§ INSTRUCTION: Print all entries precisely as they are written.

Collected data

★ ★ ★ ★ ★

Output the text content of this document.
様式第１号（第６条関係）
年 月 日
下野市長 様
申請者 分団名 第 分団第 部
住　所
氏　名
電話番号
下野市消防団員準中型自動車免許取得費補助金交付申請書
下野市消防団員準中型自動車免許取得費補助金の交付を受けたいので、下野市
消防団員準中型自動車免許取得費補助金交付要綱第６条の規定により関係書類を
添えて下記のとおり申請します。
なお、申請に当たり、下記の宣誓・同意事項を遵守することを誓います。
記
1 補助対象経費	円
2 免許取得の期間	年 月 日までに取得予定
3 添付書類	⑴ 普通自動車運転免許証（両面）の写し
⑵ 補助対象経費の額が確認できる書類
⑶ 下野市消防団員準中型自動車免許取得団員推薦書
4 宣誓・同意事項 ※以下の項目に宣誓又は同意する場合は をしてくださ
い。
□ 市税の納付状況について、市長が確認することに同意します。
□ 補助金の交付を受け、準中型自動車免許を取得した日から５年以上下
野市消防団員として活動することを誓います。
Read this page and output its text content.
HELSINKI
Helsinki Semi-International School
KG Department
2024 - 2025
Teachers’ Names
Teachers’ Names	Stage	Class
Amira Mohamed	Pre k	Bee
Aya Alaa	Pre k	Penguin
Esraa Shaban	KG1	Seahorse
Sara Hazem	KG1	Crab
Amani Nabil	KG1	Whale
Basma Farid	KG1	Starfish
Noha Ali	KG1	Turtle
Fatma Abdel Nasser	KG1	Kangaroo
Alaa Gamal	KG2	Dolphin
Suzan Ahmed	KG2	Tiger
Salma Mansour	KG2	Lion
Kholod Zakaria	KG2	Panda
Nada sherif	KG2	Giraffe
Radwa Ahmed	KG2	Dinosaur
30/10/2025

★ ★ ★ ★ ★

§ COMPLETE ANSWER:
Output the text content of this document.
様式第１号（第６条関係）
年 月 日
下野市長 様
申請者 分団名 第 分団第 部
住　所
氏　名
電話番号
下野市消防団員準中型自動車免許取得費補助金交付申請書
下野市消防団員準中型自動車免許取得費補助金の交付を受けたいので、下野市
消防団員準中型自動車免許取得費補助金交付要綱第６条の規定により関係書類を
添えて下記のとおり申請します。
なお、申請に当たり、下記の宣誓・同意事項を遵守することを誓います。
記
1 補助対象経費	円
2 免許取得の期間	年 月 日までに取得予定
3 添付書類	⑴ 普通自動車運転免許証（両面）の写し
⑵ 補助対象経費の額が確認できる書類
⑶ 下野市消防団員準中型自動車免許取得団員推薦書
4 宣誓・同意事項 ※以下の項目に宣誓又は同意する場合は をしてくださ
い。
□ 市税の納付状況について、市長が確認することに同意します。
□ 補助金の交付を受け、準中型自動車免許を取得した日から５年以上下
野市消防団員として活動することを誓います。
Read this page and output its text content.
HELSINKI
Helsinki Semi-International School
KG Department
2024 - 2025
Teachers’ Names
Teachers’ Names	Stage	Class
Amira Mohamed	Pre k	Bee
Aya Alaa	Pre k	Penguin
Esraa Shaban	KG1	Seahorse
Sara Hazem	KG1	Crab
Amani Nabil	KG1	Whale
Basma Farid	KG1	Starfish
Noha Ali	KG1	Turtle
Fatma Abdel Nasser	KG1	Kangaroo
Alaa Gamal	KG2	Dolphin
Suzan Ahmed	KG2	Tiger
Salma Mansour	KG2	Lion
Kholod Zakaria	KG2	Panda
Nada sherif	KG2	Giraffe
Radwa Ahmed	KG2	Dinosaur
30/10/2025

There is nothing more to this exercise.